• **Task statement**
Set down, in full, every record in the block.

Structured figure records:
==============================

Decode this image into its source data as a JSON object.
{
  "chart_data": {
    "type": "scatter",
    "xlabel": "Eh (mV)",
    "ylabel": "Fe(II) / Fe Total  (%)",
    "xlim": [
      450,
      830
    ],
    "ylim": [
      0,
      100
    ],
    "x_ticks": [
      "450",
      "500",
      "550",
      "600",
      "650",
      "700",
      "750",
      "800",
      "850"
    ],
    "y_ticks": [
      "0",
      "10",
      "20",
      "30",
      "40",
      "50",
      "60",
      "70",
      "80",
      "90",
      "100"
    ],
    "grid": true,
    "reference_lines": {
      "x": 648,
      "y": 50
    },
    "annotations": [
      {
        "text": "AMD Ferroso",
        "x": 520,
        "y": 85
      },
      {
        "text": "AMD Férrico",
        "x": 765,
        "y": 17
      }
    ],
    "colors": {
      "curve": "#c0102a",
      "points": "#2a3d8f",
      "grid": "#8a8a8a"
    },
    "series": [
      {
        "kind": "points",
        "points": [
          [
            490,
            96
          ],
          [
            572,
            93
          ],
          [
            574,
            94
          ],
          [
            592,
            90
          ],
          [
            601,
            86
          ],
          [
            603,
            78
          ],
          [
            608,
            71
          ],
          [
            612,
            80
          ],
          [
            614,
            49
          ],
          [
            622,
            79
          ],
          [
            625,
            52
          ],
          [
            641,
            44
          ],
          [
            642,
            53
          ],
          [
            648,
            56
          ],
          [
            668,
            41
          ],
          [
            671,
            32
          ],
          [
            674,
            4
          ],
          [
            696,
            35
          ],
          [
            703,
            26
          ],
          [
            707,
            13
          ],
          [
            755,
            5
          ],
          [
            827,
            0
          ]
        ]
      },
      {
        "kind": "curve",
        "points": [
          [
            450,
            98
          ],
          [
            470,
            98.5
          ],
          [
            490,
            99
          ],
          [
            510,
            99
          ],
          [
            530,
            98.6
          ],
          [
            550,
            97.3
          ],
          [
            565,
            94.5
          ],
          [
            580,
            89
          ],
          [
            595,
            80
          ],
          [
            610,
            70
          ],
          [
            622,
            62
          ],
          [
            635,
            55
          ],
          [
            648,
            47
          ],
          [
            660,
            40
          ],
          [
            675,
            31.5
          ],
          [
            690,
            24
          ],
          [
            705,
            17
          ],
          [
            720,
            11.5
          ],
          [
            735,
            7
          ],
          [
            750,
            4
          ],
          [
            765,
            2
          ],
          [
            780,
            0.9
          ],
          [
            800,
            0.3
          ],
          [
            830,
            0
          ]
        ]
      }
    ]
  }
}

==============================

• **Exercise output**
Decode this image into its source data as a JSON object.
{
  "chart_data": {
    "type": "scatter",
    "xlabel": "Eh (mV)",
    "ylabel": "Fe(II) / Fe Total  (%)",
    "xlim": [
      450,
      830
    ],
    "ylim": [
      0,
      100
    ],
    "x_ticks": [
      "450",
      "500",
      "550",
      "600",
      "650",
      "700",
      "750",
      "800",
      "850"
    ],
    "y_ticks": [
      "0",
      "10",
      "20",
      "30",
      "40",
      "50",
      "60",
      "70",
      "80",
      "90",
      "100"
    ],
    "grid": true,
    "reference_lines": {
      "x": 648,
      "y": 50
    },
    "annotations": [
      {
        "text": "AMD Ferroso",
        "x": 520,
        "y": 85
      },
      {
        "text": "AMD Férrico",
        "x": 765,
        "y": 17
      }
    ],
    "colors": {
      "curve": "#c0102a",
      "points": "#2a3d8f",
      "grid": "#8a8a8a"
    },
    "series": [
      {
        "kind": "points",
        "points": [
          [
            490,
            96
          ],
          [
            572,
            93
          ],
          [
            574,
            94
          ],
          [
            592,
            90
          ],
          [
            601,
            86
          ],
          [
            603,
            78
          ],
          [
            608,
            71
          ],
          [
            612,
            80
          ],
          [
            614,
            49
          ],
          [
            622,
            79
          ],
          [
            625,
            52
          ],
          [
            641,
            44
          ],
          [
            642,
            53
          ],
          [
            648,
            56
          ],
          [
            668,
            41
          ],
          [
            671,
            32
          ],
          [
            674,
            4
          ],
          [
            696,
            35
          ],
          [
            703,
            26
          ],
          [
            707,
            13
          ],
          [
            755,
            5
          ],
          [
            827,
            0
          ]
        ]
      },
      {
        "kind": "curve",
        "points": [
          [
            450,
            98
          ],
          [
            470,
            98.5
          ],
          [
            490,
            99
          ],
          [
            510,
            99
          ],
          [
            530,
            98.6
          ],
          [
            550,
            97.3
          ],
          [
            565,
            94.5
          ],
          [
            580,
            89
          ],
          [
            595,
            80
          ],
          [
            610,
            70
          ],
          [
            622,
            62
          ],
          [
            635,
            55
          ],
          [
            648,
            47
          ],
          [
            660,
            40
          ],
          [
            675,
            31.5
          ],
          [
            690,
            24
          ],
          [
            705,
            17
          ],
          [
            720,
            11.5
          ],
          [
            735,
            7
          ],
          [
            750,
            4
          ],
          [
            765,
            2
          ],
          [
            780,
            0.9
          ],
          [
            800,
            0.3
          ],
          [
            830,
            0
          ]
        ]
      }
    ]
  }
}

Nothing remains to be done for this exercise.